** start DATASET ENTRIES **

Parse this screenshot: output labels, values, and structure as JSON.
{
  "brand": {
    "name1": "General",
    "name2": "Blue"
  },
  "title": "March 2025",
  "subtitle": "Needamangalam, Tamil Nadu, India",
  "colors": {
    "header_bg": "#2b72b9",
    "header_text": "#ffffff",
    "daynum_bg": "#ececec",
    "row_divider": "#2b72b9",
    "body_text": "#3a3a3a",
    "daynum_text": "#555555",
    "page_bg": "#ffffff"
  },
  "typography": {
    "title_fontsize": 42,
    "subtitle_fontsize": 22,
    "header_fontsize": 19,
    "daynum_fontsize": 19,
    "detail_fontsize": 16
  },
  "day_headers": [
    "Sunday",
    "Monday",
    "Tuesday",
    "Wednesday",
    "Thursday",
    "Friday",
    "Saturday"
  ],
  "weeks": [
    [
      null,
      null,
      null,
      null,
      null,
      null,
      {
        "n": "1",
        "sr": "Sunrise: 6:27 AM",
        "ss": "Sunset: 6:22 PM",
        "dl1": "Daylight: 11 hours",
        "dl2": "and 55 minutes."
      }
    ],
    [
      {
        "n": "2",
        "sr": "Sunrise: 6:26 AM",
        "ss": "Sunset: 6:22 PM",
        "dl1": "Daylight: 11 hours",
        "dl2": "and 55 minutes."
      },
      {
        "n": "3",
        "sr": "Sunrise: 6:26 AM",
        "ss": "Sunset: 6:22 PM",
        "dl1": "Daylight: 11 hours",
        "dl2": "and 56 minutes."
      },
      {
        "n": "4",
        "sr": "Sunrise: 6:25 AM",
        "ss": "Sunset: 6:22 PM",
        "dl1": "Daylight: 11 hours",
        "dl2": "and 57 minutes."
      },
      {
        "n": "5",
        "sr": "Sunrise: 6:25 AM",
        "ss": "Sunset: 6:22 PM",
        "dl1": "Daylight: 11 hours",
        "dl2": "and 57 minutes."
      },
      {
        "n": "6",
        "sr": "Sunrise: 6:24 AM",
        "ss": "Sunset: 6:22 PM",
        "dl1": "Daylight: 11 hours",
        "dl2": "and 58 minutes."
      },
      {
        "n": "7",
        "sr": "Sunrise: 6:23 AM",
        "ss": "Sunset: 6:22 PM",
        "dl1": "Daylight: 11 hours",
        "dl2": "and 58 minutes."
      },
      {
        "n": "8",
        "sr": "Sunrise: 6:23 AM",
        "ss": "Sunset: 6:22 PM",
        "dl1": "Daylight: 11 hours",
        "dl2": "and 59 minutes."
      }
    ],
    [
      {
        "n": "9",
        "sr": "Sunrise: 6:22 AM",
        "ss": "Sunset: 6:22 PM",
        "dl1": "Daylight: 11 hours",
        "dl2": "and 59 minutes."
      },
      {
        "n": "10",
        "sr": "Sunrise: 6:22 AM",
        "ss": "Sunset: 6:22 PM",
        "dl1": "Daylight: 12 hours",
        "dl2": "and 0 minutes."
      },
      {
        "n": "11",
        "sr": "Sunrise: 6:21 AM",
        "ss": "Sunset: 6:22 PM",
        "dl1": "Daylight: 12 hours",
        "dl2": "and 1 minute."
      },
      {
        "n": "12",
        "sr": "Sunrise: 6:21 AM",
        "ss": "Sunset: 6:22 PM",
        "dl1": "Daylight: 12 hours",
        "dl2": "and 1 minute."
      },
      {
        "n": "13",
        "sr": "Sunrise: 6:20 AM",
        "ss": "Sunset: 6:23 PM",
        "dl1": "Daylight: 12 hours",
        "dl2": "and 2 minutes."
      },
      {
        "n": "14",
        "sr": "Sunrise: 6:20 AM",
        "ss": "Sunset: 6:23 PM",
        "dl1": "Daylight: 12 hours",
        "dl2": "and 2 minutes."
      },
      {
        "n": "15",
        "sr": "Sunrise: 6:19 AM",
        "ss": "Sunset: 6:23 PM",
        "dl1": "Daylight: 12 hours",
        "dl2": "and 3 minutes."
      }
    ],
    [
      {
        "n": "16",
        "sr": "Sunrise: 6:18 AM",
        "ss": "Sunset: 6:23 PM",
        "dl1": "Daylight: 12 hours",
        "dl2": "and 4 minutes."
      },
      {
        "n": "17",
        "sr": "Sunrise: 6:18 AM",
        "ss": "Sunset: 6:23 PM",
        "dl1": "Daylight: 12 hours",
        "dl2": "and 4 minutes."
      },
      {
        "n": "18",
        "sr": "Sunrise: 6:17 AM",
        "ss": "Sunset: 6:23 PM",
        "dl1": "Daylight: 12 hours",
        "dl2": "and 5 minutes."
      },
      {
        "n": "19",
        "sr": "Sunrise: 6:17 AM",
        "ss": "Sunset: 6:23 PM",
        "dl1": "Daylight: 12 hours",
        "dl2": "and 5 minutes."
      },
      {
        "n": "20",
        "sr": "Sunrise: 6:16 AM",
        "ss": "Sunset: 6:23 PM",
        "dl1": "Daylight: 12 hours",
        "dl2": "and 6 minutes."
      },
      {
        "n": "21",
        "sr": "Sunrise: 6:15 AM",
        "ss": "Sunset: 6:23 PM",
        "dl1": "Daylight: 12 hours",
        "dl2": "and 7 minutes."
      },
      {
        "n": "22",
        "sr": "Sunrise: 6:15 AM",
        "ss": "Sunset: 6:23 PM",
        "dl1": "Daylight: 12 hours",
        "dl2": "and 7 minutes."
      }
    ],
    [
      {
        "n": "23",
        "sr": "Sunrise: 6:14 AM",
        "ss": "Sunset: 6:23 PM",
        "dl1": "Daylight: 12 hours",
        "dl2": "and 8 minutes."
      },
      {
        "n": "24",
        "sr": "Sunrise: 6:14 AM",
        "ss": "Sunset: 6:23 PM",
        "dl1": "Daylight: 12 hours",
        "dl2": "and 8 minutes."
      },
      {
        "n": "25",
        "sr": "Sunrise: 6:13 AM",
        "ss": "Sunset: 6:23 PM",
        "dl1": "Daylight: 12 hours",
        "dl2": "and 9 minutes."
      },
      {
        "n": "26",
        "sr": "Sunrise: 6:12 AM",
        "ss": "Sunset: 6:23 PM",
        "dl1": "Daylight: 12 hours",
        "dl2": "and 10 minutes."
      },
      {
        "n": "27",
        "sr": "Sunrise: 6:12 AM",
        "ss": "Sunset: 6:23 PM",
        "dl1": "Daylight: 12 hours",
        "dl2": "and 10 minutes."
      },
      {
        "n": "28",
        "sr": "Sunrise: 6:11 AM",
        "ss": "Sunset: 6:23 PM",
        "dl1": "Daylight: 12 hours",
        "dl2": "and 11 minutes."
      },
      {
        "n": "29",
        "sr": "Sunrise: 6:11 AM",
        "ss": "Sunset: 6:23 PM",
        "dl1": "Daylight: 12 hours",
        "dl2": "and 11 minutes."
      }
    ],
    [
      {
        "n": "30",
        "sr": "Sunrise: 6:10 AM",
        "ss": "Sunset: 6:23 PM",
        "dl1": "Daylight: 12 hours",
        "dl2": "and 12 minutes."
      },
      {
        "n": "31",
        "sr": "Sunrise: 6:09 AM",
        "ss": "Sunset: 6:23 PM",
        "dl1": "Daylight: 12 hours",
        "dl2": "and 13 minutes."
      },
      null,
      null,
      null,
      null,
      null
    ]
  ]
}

** end DATASET ENTRIES **

WORK TO BE COMPLETED: Copy all the entries verbatim.

TASK RESULT:
Parse this screenshot: output labels, values, and structure as JSON.
{
  "brand": {
    "name1": "General",
    "name2": "Blue"
  },
  "title": "March 2025",
  "subtitle": "Needamangalam, Tamil Nadu, India",
  "colors": {
    "header_bg": "#2b72b9",
    "header_text": "#ffffff",
    "daynum_bg": "#ececec",
    "row_divider": "#2b72b9",
    "body_text": "#3a3a3a",
    "daynum_text": "#555555",
    "page_bg": "#ffffff"
  },
  "typography": {
    "title_fontsize": 42,
    "subtitle_fontsize": 22,
    "header_fontsize": 19,
    "daynum_fontsize": 19,
    "detail_fontsize": 16
  },
  "day_headers": [
    "Sunday",
    "Monday",
    "Tuesday",
    "Wednesday",
    "Thursday",
    "Friday",
    "Saturday"
  ],
  "weeks": [
    [
      null,
      null,
      null,
      null,
      null,
      null,
      {
        "n": "1",
        "sr": "Sunrise: 6:27 AM",
        "ss": "Sunset: 6:22 PM",
        "dl1": "Daylight: 11 hours",
        "dl2": "and 55 minutes."
      }
    ],
    [
      {
        "n": "2",
        "sr": "Sunrise: 6:26 AM",
        "ss": "Sunset: 6:22 PM",
        "dl1": "Daylight: 11 hours",
        "dl2": "and 55 minutes."
      },
      {
        "n": "3",
        "sr": "Sunrise: 6:26 AM",
        "ss": "Sunset: 6:22 PM",
        "dl1": "Daylight: 11 hours",
        "dl2": "and 56 minutes."
      },
      {
        "n": "4",
        "sr": "Sunrise: 6:25 AM",
        "ss": "Sunset: 6:22 PM",
        "dl1": "Daylight: 11 hours",
        "dl2": "and 57 minutes."
      },
      {
        "n": "5",
        "sr": "Sunrise: 6:25 AM",
        "ss": "Sunset: 6:22 PM",
        "dl1": "Daylight: 11 hours",
        "dl2": "and 57 minutes."
      },
      {
        "n": "6",
        "sr": "Sunrise: 6:24 AM",
        "ss": "Sunset: 6:22 PM",
        "dl1": "Daylight: 11 hours",
        "dl2": "and 58 minutes."
      },
      {
        "n": "7",
        "sr": "Sunrise: 6:23 AM",
        "ss": "Sunset: 6:22 PM",
        "dl1": "Daylight: 11 hours",
        "dl2": "and 58 minutes."
      },
      {
        "n": "8",
        "sr": "Sunrise: 6:23 AM",
        "ss": "Sunset: 6:22 PM",
        "dl1": "Daylight: 11 hours",
        "dl2": "and 59 minutes."
      }
    ],
    [
      {
        "n": "9",
        "sr": "Sunrise: 6:22 AM",
        "ss": "Sunset: 6:22 PM",
        "dl1": "Daylight: 11 hours",
        "dl2": "and 59 minutes."
      },
      {
        "n": "10",
        "sr": "Sunrise: 6:22 AM",
        "ss": "Sunset: 6:22 PM",
        "dl1": "Daylight: 12 hours",
        "dl2": "and 0 minutes."
      },
      {
        "n": "11",
        "sr": "Sunrise: 6:21 AM",
        "ss": "Sunset: 6:22 PM",
        "dl1": "Daylight: 12 hours",
        "dl2": "and 1 minute."
      },
      {
        "n": "12",
        "sr": "Sunrise: 6:21 AM",
        "ss": "Sunset: 6:22 PM",
        "dl1": "Daylight: 12 hours",
        "dl2": "and 1 minute."
      },
      {
        "n": "13",
        "sr": "Sunrise: 6:20 AM",
        "ss": "Sunset: 6:23 PM",
        "dl1": "Daylight: 12 hours",
        "dl2": "and 2 minutes."
      },
      {
        "n": "14",
        "sr": "Sunrise: 6:20 AM",
        "ss": "Sunset: 6:23 PM",
        "dl1": "Daylight: 12 hours",
        "dl2": "and 2 minutes."
      },
      {
        "n": "15",
        "sr": "Sunrise: 6:19 AM",
        "ss": "Sunset: 6:23 PM",
        "dl1": "Daylight: 12 hours",
        "dl2": "and 3 minutes."
      }
    ],
    [
      {
        "n": "16",
        "sr": "Sunrise: 6:18 AM",
        "ss": "Sunset: 6:23 PM",
        "dl1": "Daylight: 12 hours",
        "dl2": "and 4 minutes."
      },
      {
        "n": "17",
        "sr": "Sunrise: 6:18 AM",
        "ss": "Sunset: 6:23 PM",
        "dl1": "Daylight: 12 hours",
        "dl2": "and 4 minutes."
      },
      {
        "n": "18",
        "sr": "Sunrise: 6:17 AM",
        "ss": "Sunset: 6:23 PM",
        "dl1": "Daylight: 12 hours",
        "dl2": "and 5 minutes."
      },
      {
        "n": "19",
        "sr": "Sunrise: 6:17 AM",
        "ss": "Sunset: 6:23 PM",
        "dl1": "Daylight: 12 hours",
        "dl2": "and 5 minutes."
      },
      {
        "n": "20",
        "sr": "Sunrise: 6:16 AM",
        "ss": "Sunset: 6:23 PM",
        "dl1": "Daylight: 12 hours",
        "dl2": "and 6 minutes."
      },
      {
        "n": "21",
        "sr": "Sunrise: 6:15 AM",
        "ss": "Sunset: 6:23 PM",
        "dl1": "Daylight: 12 hours",
        "dl2": "and 7 minutes."
      },
      {
        "n": "22",
        "sr": "Sunrise: 6:15 AM",
        "ss": "Sunset: 6:23 PM",
        "dl1": "Daylight: 12 hours",
        "dl2": "and 7 minutes."
      }
    ],
    [
      {
        "n": "23",
        "sr": "Sunrise: 6:14 AM",
        "ss": "Sunset: 6:23 PM",
        "dl1": "Daylight: 12 hours",
        "dl2": "and 8 minutes."
      },
      {
        "n": "24",
        "sr": "Sunrise: 6:14 AM",
        "ss": "Sunset: 6:23 PM",
        "dl1": "Daylight: 12 hours",
        "dl2": "and 8 minutes."
      },
      {
        "n": "25",
        "sr": "Sunrise: 6:13 AM",
        "ss": "Sunset: 6:23 PM",
        "dl1": "Daylight: 12 hours",
        "dl2": "and 9 minutes."
      },
      {
        "n": "26",
        "sr": "Sunrise: 6:12 AM",
        "ss": "Sunset: 6:23 PM",
        "dl1": "Daylight: 12 hours",
        "dl2": "and 10 minutes."
      },
      {
        "n": "27",
        "sr": "Sunrise: 6:12 AM",
        "ss": "Sunset: 6:23 PM",
        "dl1": "Daylight: 12 hours",
        "dl2": "and 10 minutes."
      },
      {
        "n": "28",
        "sr": "Sunrise: 6:11 AM",
        "ss": "Sunset: 6:23 PM",
        "dl1": "Daylight: 12 hours",
        "dl2": "and 11 minutes."
      },
      {
        "n": "29",
        "sr": "Sunrise: 6:11 AM",
        "ss": "Sunset: 6:23 PM",
        "dl1": "Daylight: 12 hours",
        "dl2": "and 11 minutes."
      }
    ],
    [
      {
        "n": "30",
        "sr": "Sunrise: 6:10 AM",
        "ss": "Sunset: 6:23 PM",
        "dl1": "Daylight: 12 hours",
        "dl2": "and 12 minutes."
      },
      {
        "n": "31",
        "sr": "Sunrise: 6:09 AM",
        "ss": "Sunset: 6:23 PM",
        "dl1": "Daylight: 12 hours",
        "dl2": "and 13 minutes."
      },
      null,
      null,
      null,
      null,
      null
    ]
  ]
}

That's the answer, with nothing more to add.